• **Set task**: Copy out the listing that follows, exact in every word, and skip the images.

• **Available records**:
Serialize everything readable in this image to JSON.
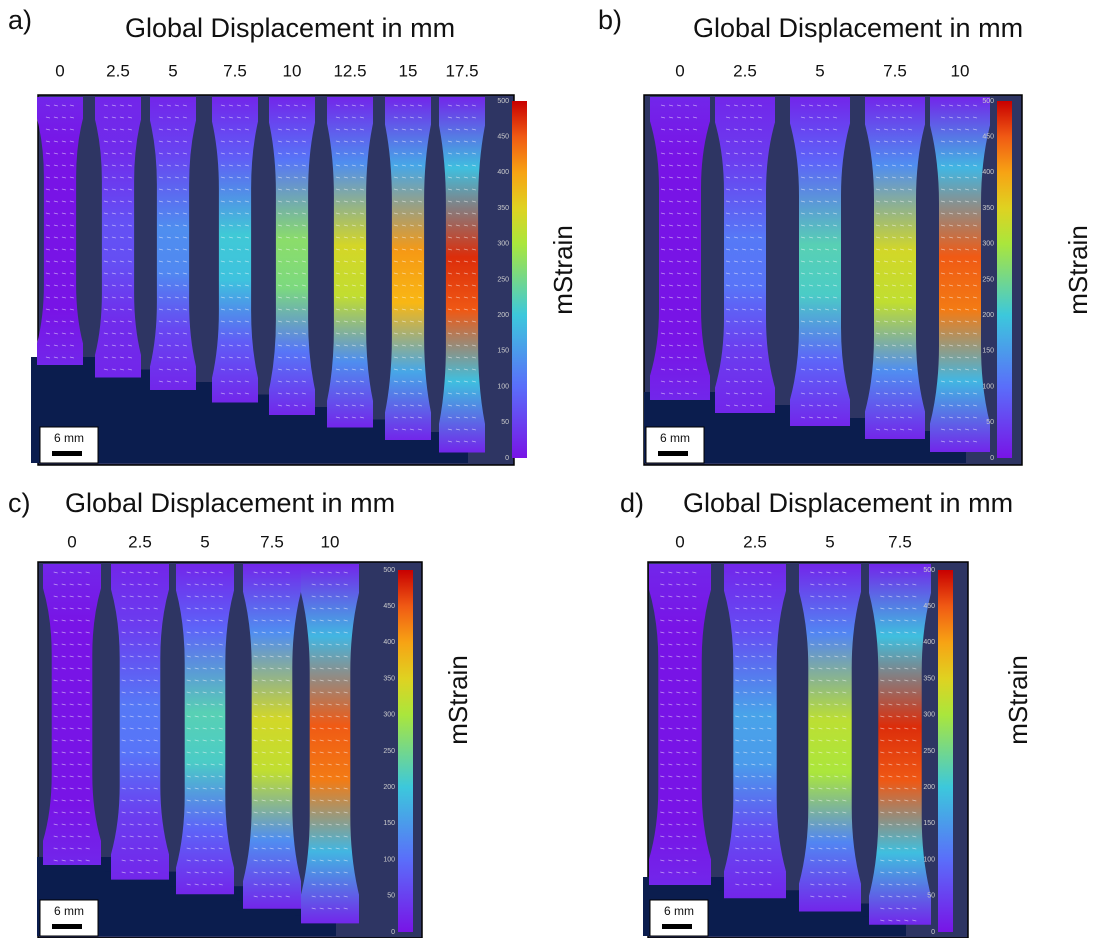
{
  "panels": [
    {
      "label": "a)",
      "title": "Global Displacement in mm",
      "displacements": [
        0,
        2.5,
        5,
        7.5,
        10,
        12.5,
        15,
        17.5
      ],
      "colorbar": {
        "label": "mStrain",
        "ticks": [
          0,
          50,
          100,
          150,
          200,
          250,
          300,
          350,
          400,
          450,
          500
        ]
      },
      "scale_bar": "6 mm"
    },
    {
      "label": "b)",
      "title": "Global Displacement in mm",
      "displacements": [
        0,
        2.5,
        5,
        7.5,
        10
      ],
      "colorbar": {
        "label": "mStrain",
        "ticks": [
          0,
          50,
          100,
          150,
          200,
          250,
          300,
          350,
          400,
          450,
          500
        ]
      },
      "scale_bar": "6 mm"
    },
    {
      "label": "c)",
      "title": "Global Displacement in mm",
      "displacements": [
        0,
        2.5,
        5,
        7.5,
        10
      ],
      "colorbar": {
        "label": "mStrain",
        "ticks": [
          0,
          50,
          100,
          150,
          200,
          250,
          300,
          350,
          400,
          450,
          500
        ]
      },
      "scale_bar": "6 mm"
    },
    {
      "label": "d)",
      "title": "Global Displacement in mm",
      "displacements": [
        0,
        2.5,
        5,
        7.5
      ],
      "colorbar": {
        "label": "mStrain",
        "ticks": [
          0,
          50,
          100,
          150,
          200,
          250,
          300,
          350,
          400,
          450,
          500
        ]
      },
      "scale_bar": "6 mm"
    }
  ]
}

• **Solution to the problem**:
Serialize everything readable in this image to JSON.
{
  "panels": [
    {
      "label": "a)",
      "title": "Global Displacement in mm",
      "displacements": [
        0,
        2.5,
        5,
        7.5,
        10,
        12.5,
        15,
        17.5
      ],
      "colorbar": {
        "label": "mStrain",
        "ticks": [
          0,
          50,
          100,
          150,
          200,
          250,
          300,
          350,
          400,
          450,
          500
        ]
      },
      "scale_bar": "6 mm"
    },
    {
      "label": "b)",
      "title": "Global Displacement in mm",
      "displacements": [
        0,
        2.5,
        5,
        7.5,
        10
      ],
      "colorbar": {
        "label": "mStrain",
        "ticks": [
          0,
          50,
          100,
          150,
          200,
          250,
          300,
          350,
          400,
          450,
          500
        ]
      },
      "scale_bar": "6 mm"
    },
    {
      "label": "c)",
      "title": "Global Displacement in mm",
      "displacements": [
        0,
        2.5,
        5,
        7.5,
        10
      ],
      "colorbar": {
        "label": "mStrain",
        "ticks": [
          0,
          50,
          100,
          150,
          200,
          250,
          300,
          350,
          400,
          450,
          500
        ]
      },
      "scale_bar": "6 mm"
    },
    {
      "label": "d)",
      "title": "Global Displacement in mm",
      "displacements": [
        0,
        2.5,
        5,
        7.5
      ],
      "colorbar": {
        "label": "mStrain",
        "ticks": [
          0,
          50,
          100,
          150,
          200,
          250,
          300,
          350,
          400,
          450,
          500
        ]
      },
      "scale_bar": "6 mm"
    }
  ]
}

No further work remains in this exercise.